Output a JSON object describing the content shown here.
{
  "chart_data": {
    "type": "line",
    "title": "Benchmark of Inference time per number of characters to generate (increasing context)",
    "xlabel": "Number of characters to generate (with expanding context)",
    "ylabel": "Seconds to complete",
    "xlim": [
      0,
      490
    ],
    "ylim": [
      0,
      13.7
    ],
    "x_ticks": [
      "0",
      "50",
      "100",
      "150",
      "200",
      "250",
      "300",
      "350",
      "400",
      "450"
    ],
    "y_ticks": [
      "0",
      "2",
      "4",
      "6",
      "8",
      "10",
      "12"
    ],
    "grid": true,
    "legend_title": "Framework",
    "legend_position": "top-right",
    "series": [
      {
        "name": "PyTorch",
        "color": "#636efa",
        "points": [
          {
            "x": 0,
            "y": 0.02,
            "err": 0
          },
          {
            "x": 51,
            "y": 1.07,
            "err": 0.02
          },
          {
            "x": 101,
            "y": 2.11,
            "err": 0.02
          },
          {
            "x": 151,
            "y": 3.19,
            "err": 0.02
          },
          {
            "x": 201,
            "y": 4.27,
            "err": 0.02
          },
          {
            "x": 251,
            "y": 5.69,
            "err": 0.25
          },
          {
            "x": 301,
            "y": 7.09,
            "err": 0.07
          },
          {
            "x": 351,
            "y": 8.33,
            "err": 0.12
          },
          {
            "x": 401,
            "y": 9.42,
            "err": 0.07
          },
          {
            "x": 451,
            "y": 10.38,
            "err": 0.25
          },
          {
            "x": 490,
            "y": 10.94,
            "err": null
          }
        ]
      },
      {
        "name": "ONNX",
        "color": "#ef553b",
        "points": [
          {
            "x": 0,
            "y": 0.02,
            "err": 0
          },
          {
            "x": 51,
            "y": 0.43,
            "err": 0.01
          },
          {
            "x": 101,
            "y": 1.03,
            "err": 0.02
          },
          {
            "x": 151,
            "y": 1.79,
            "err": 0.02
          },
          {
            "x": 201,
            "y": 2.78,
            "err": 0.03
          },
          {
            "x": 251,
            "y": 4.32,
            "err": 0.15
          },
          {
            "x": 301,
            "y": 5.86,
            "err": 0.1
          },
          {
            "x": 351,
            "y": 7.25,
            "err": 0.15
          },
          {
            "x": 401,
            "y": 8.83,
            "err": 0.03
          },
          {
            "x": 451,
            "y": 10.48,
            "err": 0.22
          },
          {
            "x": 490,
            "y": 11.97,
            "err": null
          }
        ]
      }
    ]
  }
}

####

# [Task directions]
For each line of the entries that includes "characters", show that line.

# [Result of this exercise]
    "title": "Benchmark of Inference time per number of characters to generate (increasing context)",
    "xlabel": "Number of characters to generate (with expanding context)",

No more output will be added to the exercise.